--- Begin ---

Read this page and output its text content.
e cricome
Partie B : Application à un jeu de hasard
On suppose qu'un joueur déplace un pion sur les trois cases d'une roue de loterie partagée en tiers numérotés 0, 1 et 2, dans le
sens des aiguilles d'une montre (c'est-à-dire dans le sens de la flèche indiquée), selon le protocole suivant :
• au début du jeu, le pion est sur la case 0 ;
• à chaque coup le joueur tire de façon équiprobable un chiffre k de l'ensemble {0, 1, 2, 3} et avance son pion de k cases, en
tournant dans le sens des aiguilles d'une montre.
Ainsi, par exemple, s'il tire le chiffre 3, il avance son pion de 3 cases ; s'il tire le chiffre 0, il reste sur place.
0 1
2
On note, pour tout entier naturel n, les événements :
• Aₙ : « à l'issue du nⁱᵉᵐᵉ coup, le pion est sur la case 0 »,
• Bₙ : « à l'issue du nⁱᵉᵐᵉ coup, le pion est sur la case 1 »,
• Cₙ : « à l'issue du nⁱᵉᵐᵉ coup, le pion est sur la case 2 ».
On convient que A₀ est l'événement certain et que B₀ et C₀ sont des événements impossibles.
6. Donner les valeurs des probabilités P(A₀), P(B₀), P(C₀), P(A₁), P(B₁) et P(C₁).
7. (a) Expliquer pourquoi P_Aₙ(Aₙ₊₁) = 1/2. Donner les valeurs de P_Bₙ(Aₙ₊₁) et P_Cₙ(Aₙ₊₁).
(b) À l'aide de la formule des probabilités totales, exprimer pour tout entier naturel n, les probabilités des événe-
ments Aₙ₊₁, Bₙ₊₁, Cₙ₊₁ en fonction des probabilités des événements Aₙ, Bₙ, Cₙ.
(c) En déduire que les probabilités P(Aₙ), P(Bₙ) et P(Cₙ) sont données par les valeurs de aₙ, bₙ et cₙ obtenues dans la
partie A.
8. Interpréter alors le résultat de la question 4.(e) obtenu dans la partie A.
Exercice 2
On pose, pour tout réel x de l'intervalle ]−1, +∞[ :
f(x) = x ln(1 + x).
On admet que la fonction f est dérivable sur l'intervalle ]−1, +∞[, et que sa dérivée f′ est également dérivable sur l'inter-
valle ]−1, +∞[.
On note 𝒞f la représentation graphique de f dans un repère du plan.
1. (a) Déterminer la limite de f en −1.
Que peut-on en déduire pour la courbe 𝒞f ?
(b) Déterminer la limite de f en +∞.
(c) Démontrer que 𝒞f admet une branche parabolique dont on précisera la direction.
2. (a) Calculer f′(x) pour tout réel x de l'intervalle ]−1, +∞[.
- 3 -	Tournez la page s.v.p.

--- End ---

Reproduce all of the entries word for word.

Read this page and output its text content.
e cricome
Partie B : Application à un jeu de hasard
On suppose qu'un joueur déplace un pion sur les trois cases d'une roue de loterie partagée en tiers numérotés 0, 1 et 2, dans le
sens des aiguilles d'une montre (c'est-à-dire dans le sens de la flèche indiquée), selon le protocole suivant :
• au début du jeu, le pion est sur la case 0 ;
• à chaque coup le joueur tire de façon équiprobable un chiffre k de l'ensemble {0, 1, 2, 3} et avance son pion de k cases, en
tournant dans le sens des aiguilles d'une montre.
Ainsi, par exemple, s'il tire le chiffre 3, il avance son pion de 3 cases ; s'il tire le chiffre 0, il reste sur place.
0 1
2
On note, pour tout entier naturel n, les événements :
• Aₙ : « à l'issue du nⁱᵉᵐᵉ coup, le pion est sur la case 0 »,
• Bₙ : « à l'issue du nⁱᵉᵐᵉ coup, le pion est sur la case 1 »,
• Cₙ : « à l'issue du nⁱᵉᵐᵉ coup, le pion est sur la case 2 ».
On convient que A₀ est l'événement certain et que B₀ et C₀ sont des événements impossibles.
6. Donner les valeurs des probabilités P(A₀), P(B₀), P(C₀), P(A₁), P(B₁) et P(C₁).
7. (a) Expliquer pourquoi P_Aₙ(Aₙ₊₁) = 1/2. Donner les valeurs de P_Bₙ(Aₙ₊₁) et P_Cₙ(Aₙ₊₁).
(b) À l'aide de la formule des probabilités totales, exprimer pour tout entier naturel n, les probabilités des événe-
ments Aₙ₊₁, Bₙ₊₁, Cₙ₊₁ en fonction des probabilités des événements Aₙ, Bₙ, Cₙ.
(c) En déduire que les probabilités P(Aₙ), P(Bₙ) et P(Cₙ) sont données par les valeurs de aₙ, bₙ et cₙ obtenues dans la
partie A.
8. Interpréter alors le résultat de la question 4.(e) obtenu dans la partie A.
Exercice 2
On pose, pour tout réel x de l'intervalle ]−1, +∞[ :
f(x) = x ln(1 + x).
On admet que la fonction f est dérivable sur l'intervalle ]−1, +∞[, et que sa dérivée f′ est également dérivable sur l'inter-
valle ]−1, +∞[.
On note 𝒞f la représentation graphique de f dans un repère du plan.
1. (a) Déterminer la limite de f en −1.
Que peut-on en déduire pour la courbe 𝒞f ?
(b) Déterminer la limite de f en +∞.
(c) Démontrer que 𝒞f admet une branche parabolique dont on précisera la direction.
2. (a) Calculer f′(x) pour tout réel x de l'intervalle ]−1, +∞[.
- 3 -	Tournez la page s.v.p.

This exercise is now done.